DATASET RECORDS:
————
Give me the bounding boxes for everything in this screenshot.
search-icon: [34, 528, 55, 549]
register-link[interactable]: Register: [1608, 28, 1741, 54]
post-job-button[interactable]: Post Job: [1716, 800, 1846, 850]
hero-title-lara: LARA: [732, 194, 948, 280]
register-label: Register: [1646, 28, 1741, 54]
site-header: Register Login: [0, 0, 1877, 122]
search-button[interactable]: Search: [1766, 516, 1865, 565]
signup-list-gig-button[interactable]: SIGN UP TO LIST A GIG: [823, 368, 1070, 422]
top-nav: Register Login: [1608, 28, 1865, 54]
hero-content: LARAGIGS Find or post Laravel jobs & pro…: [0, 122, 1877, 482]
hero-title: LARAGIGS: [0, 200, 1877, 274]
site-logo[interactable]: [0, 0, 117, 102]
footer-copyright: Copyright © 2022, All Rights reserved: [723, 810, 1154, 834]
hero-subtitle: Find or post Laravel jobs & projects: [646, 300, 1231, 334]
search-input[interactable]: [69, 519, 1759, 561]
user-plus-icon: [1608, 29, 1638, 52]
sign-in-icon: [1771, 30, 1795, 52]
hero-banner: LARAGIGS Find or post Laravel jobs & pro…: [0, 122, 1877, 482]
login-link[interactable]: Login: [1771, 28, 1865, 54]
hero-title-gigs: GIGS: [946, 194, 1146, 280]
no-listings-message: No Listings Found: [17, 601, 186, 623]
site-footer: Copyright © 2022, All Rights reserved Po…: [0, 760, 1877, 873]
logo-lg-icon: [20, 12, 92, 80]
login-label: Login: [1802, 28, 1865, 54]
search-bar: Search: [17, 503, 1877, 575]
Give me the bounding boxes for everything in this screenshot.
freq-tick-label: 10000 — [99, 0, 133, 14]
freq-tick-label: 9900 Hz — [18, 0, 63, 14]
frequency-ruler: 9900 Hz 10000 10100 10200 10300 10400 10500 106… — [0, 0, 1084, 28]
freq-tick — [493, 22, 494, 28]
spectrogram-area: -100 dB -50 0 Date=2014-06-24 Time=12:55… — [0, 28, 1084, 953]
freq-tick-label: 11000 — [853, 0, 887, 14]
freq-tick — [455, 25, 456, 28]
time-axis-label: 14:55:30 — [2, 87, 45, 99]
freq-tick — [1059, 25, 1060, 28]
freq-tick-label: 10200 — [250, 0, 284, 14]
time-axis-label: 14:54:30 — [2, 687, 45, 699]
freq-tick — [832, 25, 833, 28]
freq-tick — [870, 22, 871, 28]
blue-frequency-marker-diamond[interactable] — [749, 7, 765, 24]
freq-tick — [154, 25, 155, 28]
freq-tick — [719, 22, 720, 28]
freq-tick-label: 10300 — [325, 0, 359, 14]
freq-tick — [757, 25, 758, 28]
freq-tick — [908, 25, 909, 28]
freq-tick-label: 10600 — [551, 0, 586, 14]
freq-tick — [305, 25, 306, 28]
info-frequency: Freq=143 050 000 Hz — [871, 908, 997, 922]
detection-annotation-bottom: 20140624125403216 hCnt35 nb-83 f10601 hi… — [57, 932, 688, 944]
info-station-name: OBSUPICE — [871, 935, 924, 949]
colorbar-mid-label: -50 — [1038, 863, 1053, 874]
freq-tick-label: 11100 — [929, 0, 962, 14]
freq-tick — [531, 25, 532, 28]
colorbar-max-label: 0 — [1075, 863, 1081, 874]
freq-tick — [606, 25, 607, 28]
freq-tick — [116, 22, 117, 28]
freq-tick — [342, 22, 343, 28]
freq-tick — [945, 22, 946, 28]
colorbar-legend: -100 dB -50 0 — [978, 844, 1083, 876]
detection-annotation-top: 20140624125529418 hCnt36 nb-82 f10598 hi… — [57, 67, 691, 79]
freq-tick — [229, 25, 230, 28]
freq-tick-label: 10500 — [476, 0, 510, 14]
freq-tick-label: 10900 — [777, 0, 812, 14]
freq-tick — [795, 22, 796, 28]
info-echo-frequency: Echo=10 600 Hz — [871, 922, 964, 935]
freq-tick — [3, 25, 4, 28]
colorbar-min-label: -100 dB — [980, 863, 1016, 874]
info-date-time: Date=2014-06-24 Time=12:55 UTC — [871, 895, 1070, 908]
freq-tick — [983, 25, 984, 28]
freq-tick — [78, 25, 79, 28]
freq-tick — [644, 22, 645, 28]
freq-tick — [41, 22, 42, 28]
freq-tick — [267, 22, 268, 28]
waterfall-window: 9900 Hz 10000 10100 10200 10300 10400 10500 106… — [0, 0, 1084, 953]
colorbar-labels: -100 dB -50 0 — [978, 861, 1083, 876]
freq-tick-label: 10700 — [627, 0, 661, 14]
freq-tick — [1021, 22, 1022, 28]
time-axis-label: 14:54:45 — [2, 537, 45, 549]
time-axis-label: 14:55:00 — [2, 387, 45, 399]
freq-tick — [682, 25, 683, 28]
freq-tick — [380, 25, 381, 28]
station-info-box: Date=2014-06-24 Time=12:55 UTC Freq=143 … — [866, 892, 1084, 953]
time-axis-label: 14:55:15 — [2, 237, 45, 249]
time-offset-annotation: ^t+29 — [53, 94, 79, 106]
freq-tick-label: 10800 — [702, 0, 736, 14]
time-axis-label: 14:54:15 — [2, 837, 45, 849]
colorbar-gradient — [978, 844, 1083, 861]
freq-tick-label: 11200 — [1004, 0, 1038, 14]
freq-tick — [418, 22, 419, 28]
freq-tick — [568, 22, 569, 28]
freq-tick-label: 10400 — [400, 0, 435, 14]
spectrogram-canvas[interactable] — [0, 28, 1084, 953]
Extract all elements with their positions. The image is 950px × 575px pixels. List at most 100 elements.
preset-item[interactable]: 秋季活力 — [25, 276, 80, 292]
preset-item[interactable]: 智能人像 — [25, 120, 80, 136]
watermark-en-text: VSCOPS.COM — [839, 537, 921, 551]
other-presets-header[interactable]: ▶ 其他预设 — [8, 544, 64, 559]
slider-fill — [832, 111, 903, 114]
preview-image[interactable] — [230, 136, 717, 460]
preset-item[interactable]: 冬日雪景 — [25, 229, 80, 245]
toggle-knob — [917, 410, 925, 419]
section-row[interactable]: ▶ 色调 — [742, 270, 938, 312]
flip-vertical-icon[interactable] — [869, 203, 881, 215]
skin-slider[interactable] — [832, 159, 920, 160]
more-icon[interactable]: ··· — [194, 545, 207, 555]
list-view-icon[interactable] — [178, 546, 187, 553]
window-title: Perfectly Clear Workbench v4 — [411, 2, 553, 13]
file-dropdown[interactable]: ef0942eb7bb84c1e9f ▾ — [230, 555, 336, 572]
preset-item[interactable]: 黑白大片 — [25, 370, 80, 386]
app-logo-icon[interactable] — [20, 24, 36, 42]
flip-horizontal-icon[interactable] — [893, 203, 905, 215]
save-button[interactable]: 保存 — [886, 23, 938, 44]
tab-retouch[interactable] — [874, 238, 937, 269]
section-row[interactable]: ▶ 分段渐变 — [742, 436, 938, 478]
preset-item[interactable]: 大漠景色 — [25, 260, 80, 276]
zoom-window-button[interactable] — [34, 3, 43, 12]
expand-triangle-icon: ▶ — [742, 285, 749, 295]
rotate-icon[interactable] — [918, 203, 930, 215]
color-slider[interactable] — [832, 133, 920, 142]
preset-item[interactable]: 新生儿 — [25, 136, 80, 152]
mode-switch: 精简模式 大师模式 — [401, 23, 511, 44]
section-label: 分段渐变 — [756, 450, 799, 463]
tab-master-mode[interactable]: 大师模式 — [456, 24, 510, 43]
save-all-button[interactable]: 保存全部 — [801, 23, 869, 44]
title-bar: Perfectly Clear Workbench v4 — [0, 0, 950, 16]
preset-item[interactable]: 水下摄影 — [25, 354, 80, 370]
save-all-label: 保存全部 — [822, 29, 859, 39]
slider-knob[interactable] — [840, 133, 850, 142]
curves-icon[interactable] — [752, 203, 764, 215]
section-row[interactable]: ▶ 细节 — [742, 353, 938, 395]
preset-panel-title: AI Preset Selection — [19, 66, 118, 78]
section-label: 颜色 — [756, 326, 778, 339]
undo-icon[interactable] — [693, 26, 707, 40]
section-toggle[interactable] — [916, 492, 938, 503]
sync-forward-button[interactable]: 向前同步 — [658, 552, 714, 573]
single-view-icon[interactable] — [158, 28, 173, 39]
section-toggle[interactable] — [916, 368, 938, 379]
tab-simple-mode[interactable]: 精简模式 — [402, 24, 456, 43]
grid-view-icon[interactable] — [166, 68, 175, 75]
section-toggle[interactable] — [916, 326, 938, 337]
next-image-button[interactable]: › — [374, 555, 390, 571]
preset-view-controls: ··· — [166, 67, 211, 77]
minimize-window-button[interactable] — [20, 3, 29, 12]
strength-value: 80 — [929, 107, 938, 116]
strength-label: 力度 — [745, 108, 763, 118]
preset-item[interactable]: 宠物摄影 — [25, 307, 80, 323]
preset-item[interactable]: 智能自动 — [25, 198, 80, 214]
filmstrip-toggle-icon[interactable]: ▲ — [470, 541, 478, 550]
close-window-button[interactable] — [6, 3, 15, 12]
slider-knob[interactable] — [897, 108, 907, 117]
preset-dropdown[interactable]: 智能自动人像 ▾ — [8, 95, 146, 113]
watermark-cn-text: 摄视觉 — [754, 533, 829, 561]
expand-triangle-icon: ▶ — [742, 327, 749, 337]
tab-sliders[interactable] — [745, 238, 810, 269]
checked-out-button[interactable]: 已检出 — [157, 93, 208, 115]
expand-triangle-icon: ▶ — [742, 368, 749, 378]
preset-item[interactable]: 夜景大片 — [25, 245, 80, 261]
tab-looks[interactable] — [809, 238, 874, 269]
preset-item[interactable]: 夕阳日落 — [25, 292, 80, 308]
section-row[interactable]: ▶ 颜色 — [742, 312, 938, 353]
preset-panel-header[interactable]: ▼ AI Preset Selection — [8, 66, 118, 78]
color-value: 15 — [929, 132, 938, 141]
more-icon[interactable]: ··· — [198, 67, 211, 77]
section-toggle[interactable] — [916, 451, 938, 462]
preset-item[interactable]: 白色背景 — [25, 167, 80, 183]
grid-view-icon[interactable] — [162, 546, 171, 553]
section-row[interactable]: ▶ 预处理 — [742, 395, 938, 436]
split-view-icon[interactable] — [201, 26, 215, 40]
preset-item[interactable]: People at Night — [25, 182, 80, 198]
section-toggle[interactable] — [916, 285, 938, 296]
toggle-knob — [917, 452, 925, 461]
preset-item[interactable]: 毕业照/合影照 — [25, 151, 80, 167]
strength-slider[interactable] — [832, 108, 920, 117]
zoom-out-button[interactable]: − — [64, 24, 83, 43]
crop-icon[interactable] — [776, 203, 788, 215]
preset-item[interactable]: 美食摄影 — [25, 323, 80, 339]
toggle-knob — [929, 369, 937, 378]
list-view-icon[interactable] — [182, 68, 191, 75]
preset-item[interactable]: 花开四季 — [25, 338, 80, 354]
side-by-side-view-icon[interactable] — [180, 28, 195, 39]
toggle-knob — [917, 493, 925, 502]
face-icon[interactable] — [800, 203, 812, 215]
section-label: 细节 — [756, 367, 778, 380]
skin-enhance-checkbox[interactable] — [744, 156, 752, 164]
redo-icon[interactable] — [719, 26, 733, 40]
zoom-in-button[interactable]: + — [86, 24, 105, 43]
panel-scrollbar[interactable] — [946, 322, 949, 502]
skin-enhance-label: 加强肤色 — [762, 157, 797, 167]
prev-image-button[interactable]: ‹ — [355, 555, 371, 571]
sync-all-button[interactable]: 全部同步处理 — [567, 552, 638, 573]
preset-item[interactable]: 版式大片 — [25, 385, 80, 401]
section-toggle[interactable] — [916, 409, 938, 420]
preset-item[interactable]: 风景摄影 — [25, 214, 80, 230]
————
AIM OF THE EXERCISE: Reproduce the material from its first line up to and including the line with "blue-frequency-marker-diamond[interactable] — [749, 7, 765, 24]", changing "LARAGIGS" to "LARAJOBS" wherever it occurs and leaving everything else as it stands.

THE SOLUTION:
Give me the bounding boxes for everything in this screenshot.
search-icon: [34, 528, 55, 549]
register-link[interactable]: Register: [1608, 28, 1741, 54]
post-job-button[interactable]: Post Job: [1716, 800, 1846, 850]
hero-title-lara: LARA: [732, 194, 948, 280]
register-label: Register: [1646, 28, 1741, 54]
site-header: Register Login: [0, 0, 1877, 122]
search-button[interactable]: Search: [1766, 516, 1865, 565]
signup-list-gig-button[interactable]: SIGN UP TO LIST A GIG: [823, 368, 1070, 422]
top-nav: Register Login: [1608, 28, 1865, 54]
hero-content: LARAJOBS Find or post Laravel jobs & pro…: [0, 122, 1877, 482]
hero-title: LARAJOBS: [0, 200, 1877, 274]
site-logo[interactable]: [0, 0, 117, 102]
footer-copyright: Copyright © 2022, All Rights reserved: [723, 810, 1154, 834]
hero-subtitle: Find or post Laravel jobs & projects: [646, 300, 1231, 334]
search-input[interactable]: [69, 519, 1759, 561]
user-plus-icon: [1608, 29, 1638, 52]
sign-in-icon: [1771, 30, 1795, 52]
hero-banner: LARAJOBS Find or post Laravel jobs & pro…: [0, 122, 1877, 482]
login-link[interactable]: Login: [1771, 28, 1865, 54]
hero-title-gigs: GIGS: [946, 194, 1146, 280]
no-listings-message: No Listings Found: [17, 601, 186, 623]
site-footer: Copyright © 2022, All Rights reserved Po…: [0, 760, 1877, 873]
logo-lg-icon: [20, 12, 92, 80]
login-label: Login: [1802, 28, 1865, 54]
search-bar: Search: [17, 503, 1877, 575]
Give me the bounding boxes for everything in this screenshot.
freq-tick-label: 10000 — [99, 0, 133, 14]
freq-tick-label: 9900 Hz — [18, 0, 63, 14]
frequency-ruler: 9900 Hz 10000 10100 10200 10300 10400 10500 106… — [0, 0, 1084, 28]
freq-tick — [493, 22, 494, 28]
spectrogram-area: -100 dB -50 0 Date=2014-06-24 Time=12:55… — [0, 28, 1084, 953]
freq-tick-label: 11000 — [853, 0, 887, 14]
freq-tick — [455, 25, 456, 28]
time-axis-label: 14:55:30 — [2, 87, 45, 99]
freq-tick — [1059, 25, 1060, 28]
freq-tick-label: 10200 — [250, 0, 284, 14]
time-axis-label: 14:54:30 — [2, 687, 45, 699]
freq-tick — [832, 25, 833, 28]
freq-tick — [870, 22, 871, 28]
blue-frequency-marker-diamond[interactable] — [749, 7, 765, 24]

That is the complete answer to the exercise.